> Exercise directions:
Copy every line from the material below that holds "name".

> Task input:
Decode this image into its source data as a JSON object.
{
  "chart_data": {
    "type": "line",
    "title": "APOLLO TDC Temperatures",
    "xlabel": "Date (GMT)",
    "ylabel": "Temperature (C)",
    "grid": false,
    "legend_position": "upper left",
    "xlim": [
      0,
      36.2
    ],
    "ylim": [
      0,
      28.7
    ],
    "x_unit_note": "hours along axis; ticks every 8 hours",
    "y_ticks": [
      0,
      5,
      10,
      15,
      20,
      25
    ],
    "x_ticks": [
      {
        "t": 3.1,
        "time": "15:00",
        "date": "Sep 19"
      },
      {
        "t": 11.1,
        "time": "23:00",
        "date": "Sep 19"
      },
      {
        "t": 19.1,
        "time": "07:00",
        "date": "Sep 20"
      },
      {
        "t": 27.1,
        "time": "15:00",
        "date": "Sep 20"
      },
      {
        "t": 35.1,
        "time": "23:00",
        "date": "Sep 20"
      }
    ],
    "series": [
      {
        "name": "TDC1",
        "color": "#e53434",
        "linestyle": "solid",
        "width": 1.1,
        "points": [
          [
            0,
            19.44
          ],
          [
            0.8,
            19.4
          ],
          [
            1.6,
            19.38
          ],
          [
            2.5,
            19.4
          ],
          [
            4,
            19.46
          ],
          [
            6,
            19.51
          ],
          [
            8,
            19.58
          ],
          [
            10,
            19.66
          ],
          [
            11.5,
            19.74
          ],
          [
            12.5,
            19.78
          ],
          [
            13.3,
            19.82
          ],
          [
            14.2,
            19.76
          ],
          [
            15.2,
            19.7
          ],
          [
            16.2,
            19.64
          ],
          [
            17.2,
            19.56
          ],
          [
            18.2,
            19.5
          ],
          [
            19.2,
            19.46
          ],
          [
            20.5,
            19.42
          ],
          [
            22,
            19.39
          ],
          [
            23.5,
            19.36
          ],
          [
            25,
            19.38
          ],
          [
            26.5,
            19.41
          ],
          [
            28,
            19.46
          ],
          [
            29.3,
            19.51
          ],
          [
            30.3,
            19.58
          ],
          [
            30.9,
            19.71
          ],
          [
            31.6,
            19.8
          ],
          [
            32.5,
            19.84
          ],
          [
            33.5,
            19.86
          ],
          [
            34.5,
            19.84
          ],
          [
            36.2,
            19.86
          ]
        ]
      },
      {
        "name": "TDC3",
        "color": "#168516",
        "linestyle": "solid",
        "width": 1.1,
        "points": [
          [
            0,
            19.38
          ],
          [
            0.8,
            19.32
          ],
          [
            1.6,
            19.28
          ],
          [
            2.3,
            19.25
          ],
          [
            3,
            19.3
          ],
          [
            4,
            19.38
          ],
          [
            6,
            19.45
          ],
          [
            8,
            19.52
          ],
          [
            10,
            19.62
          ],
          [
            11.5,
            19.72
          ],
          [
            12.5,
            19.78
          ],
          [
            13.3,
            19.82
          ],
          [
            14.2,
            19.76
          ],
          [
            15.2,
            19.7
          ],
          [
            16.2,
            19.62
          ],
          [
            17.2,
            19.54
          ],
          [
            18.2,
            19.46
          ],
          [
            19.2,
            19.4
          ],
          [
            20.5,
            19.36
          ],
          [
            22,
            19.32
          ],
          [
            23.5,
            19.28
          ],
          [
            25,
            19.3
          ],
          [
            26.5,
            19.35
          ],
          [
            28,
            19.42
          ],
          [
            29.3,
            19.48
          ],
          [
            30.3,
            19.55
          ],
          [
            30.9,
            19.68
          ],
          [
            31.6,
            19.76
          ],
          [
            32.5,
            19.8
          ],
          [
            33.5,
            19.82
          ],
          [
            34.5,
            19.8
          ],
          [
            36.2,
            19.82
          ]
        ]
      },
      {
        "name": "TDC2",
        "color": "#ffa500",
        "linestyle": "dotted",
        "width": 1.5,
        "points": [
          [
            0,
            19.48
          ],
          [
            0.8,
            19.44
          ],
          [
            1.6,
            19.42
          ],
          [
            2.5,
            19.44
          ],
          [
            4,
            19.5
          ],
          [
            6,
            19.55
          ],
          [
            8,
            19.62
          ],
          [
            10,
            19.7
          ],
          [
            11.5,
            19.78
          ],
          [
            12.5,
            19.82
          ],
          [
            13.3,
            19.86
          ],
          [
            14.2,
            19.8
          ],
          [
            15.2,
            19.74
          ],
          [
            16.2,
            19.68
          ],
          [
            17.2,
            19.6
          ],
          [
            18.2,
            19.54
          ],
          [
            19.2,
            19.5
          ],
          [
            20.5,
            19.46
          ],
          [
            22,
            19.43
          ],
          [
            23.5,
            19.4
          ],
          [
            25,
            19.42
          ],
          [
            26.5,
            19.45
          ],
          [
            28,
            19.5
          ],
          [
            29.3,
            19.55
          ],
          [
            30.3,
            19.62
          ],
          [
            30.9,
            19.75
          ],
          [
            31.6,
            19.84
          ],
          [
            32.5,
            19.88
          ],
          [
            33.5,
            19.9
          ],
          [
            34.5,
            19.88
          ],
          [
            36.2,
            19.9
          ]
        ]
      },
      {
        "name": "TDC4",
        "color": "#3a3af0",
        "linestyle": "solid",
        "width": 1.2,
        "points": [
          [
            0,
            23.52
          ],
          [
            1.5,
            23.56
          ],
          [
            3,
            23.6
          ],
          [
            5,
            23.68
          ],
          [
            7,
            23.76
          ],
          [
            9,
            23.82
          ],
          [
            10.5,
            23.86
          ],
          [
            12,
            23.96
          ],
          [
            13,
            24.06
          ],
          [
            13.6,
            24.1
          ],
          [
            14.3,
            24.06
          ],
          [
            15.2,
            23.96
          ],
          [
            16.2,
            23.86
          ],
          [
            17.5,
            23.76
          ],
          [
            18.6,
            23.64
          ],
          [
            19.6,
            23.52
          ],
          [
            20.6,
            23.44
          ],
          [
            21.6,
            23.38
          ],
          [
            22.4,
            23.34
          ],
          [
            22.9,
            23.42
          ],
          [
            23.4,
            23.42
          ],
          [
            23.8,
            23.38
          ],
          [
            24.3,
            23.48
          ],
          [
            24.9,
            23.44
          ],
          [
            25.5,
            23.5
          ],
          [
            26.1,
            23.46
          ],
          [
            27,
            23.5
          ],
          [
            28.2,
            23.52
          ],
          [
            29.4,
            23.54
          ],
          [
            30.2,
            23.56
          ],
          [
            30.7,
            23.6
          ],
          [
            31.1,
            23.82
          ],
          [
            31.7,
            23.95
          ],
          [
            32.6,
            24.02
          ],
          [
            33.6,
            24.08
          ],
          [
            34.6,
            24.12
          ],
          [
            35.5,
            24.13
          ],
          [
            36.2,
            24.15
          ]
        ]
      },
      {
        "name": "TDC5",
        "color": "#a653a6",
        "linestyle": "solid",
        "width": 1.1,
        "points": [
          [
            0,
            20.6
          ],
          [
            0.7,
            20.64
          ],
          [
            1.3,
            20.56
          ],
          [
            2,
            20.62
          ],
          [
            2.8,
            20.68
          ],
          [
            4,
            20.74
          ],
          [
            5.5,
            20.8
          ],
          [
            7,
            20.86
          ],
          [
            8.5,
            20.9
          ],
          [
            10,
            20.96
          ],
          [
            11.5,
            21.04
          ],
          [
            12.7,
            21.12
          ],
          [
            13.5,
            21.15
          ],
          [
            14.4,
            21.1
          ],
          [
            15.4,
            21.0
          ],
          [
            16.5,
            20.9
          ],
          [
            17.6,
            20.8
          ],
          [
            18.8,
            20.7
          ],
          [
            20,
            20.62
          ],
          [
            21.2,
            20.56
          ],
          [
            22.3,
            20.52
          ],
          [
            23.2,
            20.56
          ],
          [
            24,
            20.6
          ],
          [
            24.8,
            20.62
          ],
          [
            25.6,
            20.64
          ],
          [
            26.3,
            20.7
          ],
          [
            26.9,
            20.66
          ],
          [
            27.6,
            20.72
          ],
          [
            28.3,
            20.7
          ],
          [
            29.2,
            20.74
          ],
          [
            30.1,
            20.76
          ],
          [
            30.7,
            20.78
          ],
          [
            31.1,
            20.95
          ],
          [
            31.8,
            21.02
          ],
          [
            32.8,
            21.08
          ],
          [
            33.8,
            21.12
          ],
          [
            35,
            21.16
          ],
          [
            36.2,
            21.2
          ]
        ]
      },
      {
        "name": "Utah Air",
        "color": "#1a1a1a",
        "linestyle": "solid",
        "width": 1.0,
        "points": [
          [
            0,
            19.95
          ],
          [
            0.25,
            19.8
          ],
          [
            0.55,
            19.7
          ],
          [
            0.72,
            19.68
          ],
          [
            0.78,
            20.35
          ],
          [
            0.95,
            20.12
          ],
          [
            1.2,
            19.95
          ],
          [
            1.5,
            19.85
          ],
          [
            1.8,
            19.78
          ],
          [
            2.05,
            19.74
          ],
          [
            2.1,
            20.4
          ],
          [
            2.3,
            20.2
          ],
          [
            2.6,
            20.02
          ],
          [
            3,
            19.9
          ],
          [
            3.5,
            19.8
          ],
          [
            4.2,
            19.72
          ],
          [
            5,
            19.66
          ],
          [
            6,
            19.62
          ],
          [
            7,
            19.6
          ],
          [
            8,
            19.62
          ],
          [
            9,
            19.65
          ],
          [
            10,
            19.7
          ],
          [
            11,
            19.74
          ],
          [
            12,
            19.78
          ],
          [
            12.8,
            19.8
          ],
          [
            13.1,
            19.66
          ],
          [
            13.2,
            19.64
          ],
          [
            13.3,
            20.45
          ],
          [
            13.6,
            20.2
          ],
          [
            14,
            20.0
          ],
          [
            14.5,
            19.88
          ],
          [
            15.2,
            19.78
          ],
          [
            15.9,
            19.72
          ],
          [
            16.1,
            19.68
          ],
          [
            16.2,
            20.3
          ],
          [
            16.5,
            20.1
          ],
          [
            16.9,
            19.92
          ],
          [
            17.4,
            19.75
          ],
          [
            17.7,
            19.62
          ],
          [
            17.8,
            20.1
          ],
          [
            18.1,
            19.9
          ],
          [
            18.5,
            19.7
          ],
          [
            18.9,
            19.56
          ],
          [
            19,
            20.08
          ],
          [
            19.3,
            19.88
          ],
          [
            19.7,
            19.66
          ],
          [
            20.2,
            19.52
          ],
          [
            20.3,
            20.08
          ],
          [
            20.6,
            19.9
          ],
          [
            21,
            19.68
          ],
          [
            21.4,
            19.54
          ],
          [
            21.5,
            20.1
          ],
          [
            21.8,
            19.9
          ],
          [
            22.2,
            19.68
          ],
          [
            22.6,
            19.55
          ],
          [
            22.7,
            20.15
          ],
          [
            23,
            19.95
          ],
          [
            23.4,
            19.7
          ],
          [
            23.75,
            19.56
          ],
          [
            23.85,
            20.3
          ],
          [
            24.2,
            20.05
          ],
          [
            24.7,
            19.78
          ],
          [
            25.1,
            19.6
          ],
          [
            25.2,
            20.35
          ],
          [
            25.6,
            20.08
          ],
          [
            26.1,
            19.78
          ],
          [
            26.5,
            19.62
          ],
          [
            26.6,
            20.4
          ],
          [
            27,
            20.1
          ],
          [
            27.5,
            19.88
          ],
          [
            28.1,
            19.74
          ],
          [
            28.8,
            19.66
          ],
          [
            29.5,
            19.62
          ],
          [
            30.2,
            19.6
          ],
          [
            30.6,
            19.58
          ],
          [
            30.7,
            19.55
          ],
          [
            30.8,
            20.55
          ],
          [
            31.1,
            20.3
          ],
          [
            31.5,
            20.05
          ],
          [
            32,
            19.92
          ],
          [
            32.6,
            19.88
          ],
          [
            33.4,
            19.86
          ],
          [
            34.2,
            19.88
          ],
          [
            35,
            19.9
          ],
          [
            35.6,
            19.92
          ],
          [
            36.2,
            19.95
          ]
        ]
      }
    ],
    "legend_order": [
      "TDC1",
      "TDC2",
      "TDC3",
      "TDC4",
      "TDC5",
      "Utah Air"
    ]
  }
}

> Right answer:
        "name": "TDC1",
        "name": "TDC3",
        "name": "TDC2",
        "name": "TDC4",
        "name": "TDC5",
        "name": "Utah Air",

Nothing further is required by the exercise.